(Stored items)
+++

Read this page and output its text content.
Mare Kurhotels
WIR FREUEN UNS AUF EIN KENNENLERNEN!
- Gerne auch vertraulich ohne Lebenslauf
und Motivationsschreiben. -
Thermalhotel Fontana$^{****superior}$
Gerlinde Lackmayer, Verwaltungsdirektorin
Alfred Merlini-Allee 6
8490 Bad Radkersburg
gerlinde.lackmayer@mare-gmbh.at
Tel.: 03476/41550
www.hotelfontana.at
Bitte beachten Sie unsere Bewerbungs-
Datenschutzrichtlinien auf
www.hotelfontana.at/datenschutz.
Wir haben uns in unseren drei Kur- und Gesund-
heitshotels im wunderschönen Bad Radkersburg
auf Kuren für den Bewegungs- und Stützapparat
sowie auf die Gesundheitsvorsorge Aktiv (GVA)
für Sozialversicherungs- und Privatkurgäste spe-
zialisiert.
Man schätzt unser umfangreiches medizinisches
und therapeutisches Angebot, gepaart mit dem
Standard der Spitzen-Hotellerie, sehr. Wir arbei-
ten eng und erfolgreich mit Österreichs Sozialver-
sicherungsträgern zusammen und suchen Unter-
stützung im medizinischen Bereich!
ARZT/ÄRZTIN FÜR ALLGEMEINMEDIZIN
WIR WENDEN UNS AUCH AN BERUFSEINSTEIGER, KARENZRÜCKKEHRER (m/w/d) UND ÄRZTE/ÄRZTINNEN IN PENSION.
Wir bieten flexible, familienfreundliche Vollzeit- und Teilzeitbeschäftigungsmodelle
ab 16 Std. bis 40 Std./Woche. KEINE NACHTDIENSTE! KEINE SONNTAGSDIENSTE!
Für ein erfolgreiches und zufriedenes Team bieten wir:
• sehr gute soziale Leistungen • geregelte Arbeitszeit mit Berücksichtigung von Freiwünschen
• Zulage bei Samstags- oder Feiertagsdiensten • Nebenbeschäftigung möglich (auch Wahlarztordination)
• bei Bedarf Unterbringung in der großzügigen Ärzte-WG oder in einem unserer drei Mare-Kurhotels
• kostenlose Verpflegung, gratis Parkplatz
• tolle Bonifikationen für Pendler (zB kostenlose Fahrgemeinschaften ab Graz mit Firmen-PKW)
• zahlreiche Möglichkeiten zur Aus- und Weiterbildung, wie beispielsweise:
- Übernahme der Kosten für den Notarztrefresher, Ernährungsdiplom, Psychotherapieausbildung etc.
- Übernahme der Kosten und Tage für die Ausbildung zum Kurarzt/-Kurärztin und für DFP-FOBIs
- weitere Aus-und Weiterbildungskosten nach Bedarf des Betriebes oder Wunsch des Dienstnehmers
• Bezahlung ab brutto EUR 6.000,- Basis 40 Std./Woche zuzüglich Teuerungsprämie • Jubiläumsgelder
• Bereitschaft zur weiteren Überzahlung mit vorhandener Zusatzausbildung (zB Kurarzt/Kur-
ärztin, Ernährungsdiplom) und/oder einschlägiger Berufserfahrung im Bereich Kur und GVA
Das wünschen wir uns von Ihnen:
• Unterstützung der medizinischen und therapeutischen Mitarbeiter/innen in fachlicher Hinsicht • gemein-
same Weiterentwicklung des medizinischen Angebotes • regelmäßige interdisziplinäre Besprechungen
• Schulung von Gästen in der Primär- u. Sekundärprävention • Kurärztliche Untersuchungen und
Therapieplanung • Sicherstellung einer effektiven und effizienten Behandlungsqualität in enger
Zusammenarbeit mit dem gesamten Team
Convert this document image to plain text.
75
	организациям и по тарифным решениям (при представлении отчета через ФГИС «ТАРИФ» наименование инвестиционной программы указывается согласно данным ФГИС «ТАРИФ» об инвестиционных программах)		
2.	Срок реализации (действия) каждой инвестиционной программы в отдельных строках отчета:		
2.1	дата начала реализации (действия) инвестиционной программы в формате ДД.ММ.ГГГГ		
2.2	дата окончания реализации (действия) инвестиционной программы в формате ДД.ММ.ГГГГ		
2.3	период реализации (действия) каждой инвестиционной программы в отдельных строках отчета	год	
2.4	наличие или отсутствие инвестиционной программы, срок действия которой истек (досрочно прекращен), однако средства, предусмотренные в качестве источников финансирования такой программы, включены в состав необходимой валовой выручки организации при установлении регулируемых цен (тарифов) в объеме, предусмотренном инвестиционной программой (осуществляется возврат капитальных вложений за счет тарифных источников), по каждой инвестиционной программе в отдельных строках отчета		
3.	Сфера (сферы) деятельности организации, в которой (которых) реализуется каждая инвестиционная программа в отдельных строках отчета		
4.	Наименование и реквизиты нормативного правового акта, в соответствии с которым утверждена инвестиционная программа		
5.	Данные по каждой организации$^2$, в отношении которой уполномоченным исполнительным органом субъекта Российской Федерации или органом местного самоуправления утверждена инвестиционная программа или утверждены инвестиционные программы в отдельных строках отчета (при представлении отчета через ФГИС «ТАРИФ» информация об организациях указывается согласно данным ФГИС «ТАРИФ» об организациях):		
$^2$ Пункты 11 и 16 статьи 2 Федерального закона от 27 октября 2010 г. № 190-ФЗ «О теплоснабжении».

+++

__PROBLEM TO SOLVE__
Read through the entries and copy each line in which "this" appears.

__OUTPUT__
Read this page and output its text content.
Convert this document image to plain text.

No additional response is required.